***** Extracted data

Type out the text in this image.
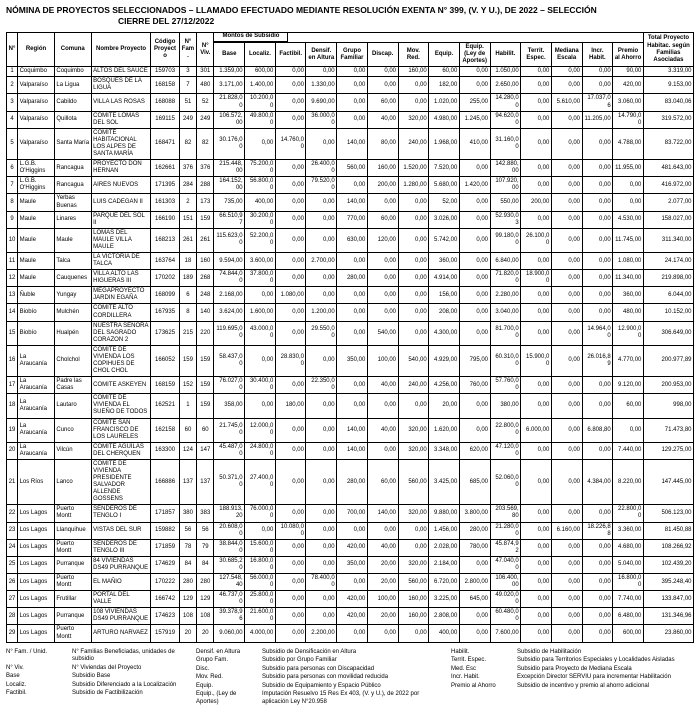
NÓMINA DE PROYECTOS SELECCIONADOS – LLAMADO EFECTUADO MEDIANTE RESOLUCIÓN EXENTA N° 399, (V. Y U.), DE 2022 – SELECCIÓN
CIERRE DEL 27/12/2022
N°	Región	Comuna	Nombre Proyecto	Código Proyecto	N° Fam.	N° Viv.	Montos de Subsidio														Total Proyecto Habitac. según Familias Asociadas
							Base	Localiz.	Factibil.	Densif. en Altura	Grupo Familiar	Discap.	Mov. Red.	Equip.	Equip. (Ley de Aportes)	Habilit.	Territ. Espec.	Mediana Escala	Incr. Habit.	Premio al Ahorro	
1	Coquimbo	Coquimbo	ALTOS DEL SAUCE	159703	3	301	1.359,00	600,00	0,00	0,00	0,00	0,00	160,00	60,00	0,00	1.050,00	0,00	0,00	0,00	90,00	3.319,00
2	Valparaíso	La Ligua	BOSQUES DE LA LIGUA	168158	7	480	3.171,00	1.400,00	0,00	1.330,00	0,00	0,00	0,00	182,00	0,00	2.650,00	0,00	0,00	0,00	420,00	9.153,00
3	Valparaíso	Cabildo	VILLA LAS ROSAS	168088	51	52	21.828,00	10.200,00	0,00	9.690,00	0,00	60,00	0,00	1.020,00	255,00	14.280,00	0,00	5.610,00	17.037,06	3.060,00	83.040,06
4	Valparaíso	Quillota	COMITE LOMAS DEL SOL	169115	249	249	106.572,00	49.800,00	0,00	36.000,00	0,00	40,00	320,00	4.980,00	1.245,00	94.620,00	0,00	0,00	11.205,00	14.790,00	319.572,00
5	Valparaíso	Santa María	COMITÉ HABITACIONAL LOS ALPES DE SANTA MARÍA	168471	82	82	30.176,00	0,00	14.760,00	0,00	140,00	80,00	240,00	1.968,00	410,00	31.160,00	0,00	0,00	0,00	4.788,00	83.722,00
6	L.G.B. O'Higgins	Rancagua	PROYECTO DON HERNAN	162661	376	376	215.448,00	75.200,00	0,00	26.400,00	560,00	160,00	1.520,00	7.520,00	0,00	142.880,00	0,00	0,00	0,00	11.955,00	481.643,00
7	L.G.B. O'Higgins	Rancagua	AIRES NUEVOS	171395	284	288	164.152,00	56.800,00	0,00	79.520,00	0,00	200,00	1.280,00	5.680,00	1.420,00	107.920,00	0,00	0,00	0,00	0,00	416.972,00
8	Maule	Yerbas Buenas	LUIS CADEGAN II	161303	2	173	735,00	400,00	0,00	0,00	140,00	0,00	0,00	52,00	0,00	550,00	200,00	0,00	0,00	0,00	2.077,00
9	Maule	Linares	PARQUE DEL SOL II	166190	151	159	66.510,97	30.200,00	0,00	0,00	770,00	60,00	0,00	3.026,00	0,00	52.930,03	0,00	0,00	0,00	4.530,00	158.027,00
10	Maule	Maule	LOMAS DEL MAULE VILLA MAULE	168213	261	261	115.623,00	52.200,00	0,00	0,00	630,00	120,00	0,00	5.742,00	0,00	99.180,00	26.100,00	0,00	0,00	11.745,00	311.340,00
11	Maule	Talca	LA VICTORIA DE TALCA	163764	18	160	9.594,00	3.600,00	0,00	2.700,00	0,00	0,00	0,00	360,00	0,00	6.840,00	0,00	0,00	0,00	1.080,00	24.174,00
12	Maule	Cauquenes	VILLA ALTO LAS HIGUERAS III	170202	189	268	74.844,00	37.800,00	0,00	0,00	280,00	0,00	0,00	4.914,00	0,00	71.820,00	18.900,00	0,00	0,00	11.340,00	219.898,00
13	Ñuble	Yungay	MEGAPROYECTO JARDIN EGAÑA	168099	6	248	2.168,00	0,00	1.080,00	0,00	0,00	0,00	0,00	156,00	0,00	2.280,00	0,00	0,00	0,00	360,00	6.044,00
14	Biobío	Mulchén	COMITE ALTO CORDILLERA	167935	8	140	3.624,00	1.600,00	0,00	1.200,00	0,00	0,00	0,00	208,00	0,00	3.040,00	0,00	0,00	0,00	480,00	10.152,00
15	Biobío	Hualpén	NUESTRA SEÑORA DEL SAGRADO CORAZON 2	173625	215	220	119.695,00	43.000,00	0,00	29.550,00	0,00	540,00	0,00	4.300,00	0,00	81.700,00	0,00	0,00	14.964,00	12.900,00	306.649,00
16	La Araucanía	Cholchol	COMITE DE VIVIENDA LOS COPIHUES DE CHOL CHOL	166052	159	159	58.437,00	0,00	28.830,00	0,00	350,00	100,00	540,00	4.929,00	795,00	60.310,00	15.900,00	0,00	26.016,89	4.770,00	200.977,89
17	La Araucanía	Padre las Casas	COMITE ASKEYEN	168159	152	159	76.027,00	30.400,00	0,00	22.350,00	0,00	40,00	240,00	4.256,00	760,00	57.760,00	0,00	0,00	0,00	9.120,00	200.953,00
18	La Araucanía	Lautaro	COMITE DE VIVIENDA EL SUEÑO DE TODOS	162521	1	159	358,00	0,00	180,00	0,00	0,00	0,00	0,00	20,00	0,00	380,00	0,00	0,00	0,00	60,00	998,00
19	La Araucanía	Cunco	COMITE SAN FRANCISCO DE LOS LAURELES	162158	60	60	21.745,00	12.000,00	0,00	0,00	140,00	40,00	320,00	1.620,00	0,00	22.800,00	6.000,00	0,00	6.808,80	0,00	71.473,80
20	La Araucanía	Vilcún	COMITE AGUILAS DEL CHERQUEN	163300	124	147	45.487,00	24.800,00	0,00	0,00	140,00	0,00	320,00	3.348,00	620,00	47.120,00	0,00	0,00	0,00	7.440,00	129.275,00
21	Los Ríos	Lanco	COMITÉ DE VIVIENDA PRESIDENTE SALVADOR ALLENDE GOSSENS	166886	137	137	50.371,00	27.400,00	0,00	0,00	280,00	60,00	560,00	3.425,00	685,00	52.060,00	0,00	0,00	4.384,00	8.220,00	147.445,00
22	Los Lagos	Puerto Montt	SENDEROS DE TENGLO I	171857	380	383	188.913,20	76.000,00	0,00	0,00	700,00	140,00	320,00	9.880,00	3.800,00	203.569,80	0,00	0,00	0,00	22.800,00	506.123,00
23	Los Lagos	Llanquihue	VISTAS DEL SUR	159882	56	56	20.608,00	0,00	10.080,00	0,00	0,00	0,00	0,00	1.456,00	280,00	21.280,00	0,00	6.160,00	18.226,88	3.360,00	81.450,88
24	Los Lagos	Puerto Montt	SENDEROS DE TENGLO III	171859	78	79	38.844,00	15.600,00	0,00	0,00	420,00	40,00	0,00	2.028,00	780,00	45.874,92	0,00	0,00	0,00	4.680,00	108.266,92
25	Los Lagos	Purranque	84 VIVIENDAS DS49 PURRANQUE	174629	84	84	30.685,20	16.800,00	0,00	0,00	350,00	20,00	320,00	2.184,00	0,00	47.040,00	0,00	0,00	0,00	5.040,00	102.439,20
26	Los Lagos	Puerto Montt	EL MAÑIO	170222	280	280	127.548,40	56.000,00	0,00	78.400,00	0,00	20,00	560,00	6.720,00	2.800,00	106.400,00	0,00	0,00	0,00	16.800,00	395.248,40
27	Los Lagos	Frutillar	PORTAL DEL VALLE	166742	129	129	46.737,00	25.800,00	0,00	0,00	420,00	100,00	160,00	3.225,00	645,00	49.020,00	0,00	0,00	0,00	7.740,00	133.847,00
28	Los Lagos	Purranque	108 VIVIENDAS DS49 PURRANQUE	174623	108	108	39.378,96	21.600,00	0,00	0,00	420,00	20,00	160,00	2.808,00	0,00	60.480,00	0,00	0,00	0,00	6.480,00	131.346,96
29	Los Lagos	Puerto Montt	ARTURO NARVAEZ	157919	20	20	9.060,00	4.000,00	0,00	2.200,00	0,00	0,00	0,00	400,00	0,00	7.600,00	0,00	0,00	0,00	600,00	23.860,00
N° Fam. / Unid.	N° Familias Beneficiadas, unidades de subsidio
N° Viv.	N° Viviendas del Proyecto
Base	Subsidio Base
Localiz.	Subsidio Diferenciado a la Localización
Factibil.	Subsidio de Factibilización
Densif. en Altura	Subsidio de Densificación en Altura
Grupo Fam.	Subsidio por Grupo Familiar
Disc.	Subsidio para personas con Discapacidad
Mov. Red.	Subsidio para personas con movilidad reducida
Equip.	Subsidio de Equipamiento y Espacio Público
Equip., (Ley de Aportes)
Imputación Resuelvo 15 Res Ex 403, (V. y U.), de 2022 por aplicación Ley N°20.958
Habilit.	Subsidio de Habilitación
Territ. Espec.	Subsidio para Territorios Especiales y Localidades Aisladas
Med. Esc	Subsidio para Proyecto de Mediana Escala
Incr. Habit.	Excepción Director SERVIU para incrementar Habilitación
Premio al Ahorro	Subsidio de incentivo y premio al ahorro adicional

**********

[Exercise]: List all lines where "Equip" occurs.

[Output below]:
							Base	Localiz.	Factibil.	Densif. en Altura	Grupo Familiar	Discap.	Mov. Red.	Equip.	Equip. (Ley de Aportes)	Habilit.	Territ. Espec.	Mediana Escala	Incr. Habit.	Premio al Ahorro	
Equip.	Subsidio de Equipamiento y Espacio Público
Equip., (Ley de Aportes)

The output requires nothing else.